TEXT SECTION —
(begin)
Enlightenment 0.17, or as it's usually referred – E17 is one of the DEs, and mighty old one too. If I remember correctly, only KDE is even older. Not that it matters – after initial burst of activity, there was 10 years of coma and version stayed on 0.16. Now, the thing has been revived, devs not only made new release but also have took up the task to enlarge whole desktop to new level – new libraries, new apps and so on. There are lot of information on their page for you, curious ones.
Whole thing is written totally differently of other Linux desktops – which makes it also totally uncompatible with anything outside their own package-range. It also looks and behaves very differently of others. And it is blindingly fast.
It is not a popular DE. Seems that only Bodhi Linux has it as default DE. But quite a few distros provide a meta-package. Whole thing looked freaky and interesting to me.
I tried to install Bodhi twice, with exactly the same result: installation hung after discovering my mouse... I have no idea why my mouse was so frightening to Bodhi.
(end)
AIM 1 —
From the text on Enlightenment, reproduce the passage between "Whole thing is" and "interesting to me.", inclusive.
AIM 2 —
Summarize the text on Enlightenment in two sentences.
AIM 3 —
Answer these questions from the text on Enlightenment:
(a) Which version did Enlightenment stay on during its 10 years of inactivity?
(b) Which distribution seems to be the only one with it as the default desktop?
(c) After what did the Bodhi installation hang?

GIVEN RECORDS —
(begin)
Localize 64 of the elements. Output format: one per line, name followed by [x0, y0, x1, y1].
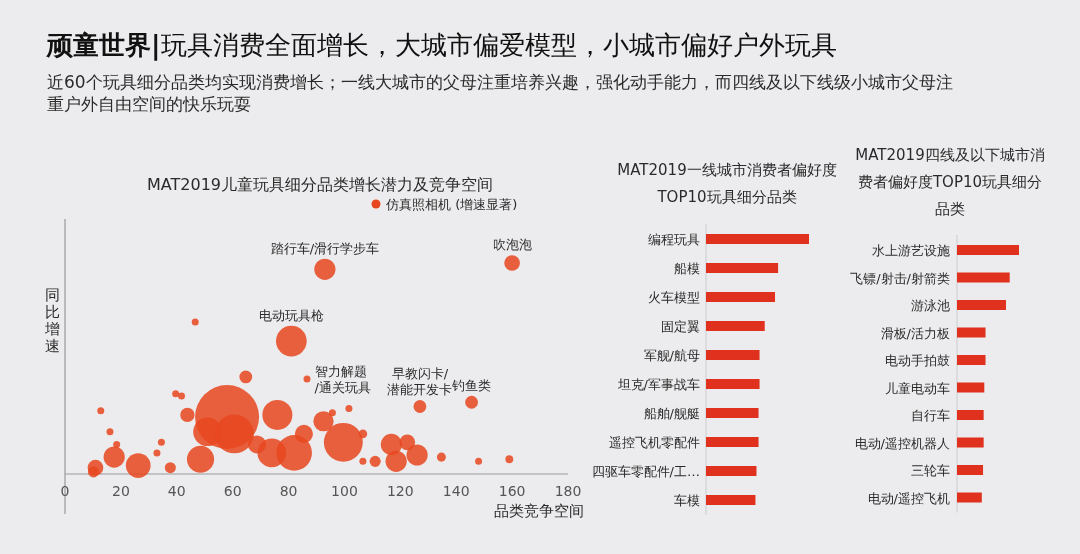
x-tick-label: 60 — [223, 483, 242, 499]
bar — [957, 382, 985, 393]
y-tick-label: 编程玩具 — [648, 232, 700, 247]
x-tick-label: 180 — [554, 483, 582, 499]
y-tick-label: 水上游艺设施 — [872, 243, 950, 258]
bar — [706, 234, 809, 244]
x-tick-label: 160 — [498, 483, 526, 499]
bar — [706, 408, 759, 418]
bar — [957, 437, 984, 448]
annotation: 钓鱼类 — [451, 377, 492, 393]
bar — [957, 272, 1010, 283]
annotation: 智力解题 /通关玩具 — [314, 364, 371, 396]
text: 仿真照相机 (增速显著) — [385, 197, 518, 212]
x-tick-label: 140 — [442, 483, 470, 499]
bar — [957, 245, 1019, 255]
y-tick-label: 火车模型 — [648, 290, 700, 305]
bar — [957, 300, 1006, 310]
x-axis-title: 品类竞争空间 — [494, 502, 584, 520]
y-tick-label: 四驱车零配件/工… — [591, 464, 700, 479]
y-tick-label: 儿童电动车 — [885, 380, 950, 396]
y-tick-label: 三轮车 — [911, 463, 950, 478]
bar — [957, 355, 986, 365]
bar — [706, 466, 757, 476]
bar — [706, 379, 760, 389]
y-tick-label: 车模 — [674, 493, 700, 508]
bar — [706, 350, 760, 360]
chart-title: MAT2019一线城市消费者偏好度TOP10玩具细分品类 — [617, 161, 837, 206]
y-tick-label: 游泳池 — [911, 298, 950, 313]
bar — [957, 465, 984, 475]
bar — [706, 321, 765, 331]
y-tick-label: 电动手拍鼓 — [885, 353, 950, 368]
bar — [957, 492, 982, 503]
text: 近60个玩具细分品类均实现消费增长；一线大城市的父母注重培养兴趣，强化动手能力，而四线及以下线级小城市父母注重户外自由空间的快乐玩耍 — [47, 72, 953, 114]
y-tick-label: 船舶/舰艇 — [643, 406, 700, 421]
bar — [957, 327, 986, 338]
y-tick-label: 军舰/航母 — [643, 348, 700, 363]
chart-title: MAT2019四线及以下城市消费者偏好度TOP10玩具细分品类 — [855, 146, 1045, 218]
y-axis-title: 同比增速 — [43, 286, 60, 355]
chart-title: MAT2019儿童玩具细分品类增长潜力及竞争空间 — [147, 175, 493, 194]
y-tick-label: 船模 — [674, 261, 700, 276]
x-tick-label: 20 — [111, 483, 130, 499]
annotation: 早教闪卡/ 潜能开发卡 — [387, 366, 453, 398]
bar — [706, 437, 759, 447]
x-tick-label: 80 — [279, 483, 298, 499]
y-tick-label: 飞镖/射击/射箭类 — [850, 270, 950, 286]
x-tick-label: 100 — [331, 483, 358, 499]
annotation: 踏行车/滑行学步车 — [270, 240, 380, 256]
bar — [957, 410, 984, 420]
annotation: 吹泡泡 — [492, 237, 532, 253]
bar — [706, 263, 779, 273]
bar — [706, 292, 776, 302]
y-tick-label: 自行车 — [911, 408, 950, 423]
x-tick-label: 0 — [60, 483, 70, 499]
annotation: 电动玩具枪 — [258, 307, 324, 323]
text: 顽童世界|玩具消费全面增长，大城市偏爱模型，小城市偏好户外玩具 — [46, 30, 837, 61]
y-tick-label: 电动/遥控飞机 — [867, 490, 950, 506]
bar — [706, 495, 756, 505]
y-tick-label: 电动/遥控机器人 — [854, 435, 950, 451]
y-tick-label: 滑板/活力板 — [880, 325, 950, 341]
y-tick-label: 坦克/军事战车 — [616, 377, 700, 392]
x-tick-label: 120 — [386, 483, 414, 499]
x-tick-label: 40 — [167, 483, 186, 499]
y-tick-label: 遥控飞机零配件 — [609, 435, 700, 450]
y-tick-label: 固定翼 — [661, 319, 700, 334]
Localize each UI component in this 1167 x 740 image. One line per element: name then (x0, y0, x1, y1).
(end)
EXPECTED ANSWER 1 —
Whole thing is written totally differently of other Linux desktops – which makes it also totally uncompatible with anything outside their own package-range. It also looks and behaves very differently of others. And it is blindingly fast.
It is not a popular DE. Seems that only Bodhi Linux has it as default DE. But quite a few distros provide a meta-package. Whole thing looked freaky and interesting to me.

EXPECTED ANSWER 2 —
Enlightenment 0.17, or E17, is an old desktop environment that stayed on version 0.16 for ten years before being revived with a new release, new libraries and new apps. It is written very differently from other Linux desktops, which makes it incompatible outside its own packages, and it looks and behaves differently and is very fast, but it is not popular, with only Bodhi Linux seeming to use it as the default.

EXPECTED ANSWER 3 —
(a) Version 0.16.
(b) Bodhi Linux.
(c) After discovering the mouse.